Set problem
Take each line that has the word "sliders" and return it.

(Excerpt from a dataset)

■ ■ ■ ■ ■ ■ ■

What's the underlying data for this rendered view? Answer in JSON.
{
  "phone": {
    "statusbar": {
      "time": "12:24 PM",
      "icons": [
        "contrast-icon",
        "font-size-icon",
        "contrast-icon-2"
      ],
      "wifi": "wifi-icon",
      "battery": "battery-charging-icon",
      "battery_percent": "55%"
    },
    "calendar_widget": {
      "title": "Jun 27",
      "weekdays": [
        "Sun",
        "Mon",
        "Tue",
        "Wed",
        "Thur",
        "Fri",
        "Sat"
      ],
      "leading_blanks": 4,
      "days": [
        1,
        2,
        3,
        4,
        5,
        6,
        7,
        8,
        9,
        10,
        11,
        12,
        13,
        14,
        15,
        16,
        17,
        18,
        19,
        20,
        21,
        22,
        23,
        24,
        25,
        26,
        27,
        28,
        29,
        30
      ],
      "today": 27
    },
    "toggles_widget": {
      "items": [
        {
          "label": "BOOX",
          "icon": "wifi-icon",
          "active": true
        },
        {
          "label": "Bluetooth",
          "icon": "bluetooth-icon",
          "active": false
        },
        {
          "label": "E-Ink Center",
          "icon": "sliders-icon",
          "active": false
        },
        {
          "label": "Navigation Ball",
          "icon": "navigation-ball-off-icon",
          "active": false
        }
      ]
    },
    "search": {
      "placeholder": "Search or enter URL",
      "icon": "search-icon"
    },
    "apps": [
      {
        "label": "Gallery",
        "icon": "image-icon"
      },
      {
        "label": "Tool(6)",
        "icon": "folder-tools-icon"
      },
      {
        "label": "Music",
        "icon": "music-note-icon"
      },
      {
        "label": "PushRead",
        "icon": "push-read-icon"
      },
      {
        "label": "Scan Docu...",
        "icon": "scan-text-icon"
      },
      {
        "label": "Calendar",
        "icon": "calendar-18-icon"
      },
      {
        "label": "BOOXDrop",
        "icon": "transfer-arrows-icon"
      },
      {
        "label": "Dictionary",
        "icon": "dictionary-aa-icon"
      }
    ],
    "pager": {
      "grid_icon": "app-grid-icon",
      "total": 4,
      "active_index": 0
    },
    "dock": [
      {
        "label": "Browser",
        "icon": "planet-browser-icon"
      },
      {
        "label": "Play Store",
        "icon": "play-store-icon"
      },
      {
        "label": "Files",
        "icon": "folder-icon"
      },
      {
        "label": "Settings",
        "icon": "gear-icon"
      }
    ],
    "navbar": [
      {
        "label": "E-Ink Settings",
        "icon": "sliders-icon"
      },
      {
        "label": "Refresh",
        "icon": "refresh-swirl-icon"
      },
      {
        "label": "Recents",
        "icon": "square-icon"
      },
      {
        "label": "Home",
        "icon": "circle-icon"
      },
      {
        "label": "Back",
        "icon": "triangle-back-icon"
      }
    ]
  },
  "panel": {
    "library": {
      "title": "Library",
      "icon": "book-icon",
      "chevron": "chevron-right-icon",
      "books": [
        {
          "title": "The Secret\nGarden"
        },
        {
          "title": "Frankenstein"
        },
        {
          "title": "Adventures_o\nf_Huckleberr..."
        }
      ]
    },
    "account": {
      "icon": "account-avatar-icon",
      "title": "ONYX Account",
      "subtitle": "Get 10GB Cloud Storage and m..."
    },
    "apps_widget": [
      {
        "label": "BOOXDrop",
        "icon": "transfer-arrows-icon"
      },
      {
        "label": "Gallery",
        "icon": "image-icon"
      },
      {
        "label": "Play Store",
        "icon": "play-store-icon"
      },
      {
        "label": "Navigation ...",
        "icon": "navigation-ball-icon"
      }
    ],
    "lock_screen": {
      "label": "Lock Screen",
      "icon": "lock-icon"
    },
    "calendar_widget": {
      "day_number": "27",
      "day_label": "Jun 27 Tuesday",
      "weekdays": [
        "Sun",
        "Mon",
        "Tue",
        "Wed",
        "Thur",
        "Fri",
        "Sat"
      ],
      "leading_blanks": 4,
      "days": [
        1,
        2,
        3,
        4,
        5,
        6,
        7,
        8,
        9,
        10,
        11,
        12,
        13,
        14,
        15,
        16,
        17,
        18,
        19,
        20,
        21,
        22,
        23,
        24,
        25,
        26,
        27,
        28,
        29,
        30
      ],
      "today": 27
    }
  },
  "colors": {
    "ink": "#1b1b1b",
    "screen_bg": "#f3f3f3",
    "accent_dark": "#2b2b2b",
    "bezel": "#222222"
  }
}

■ ■ ■ ■ ■ ■ ■

Solution for this exercise
          "icon": "sliders-icon",
        "icon": "sliders-icon"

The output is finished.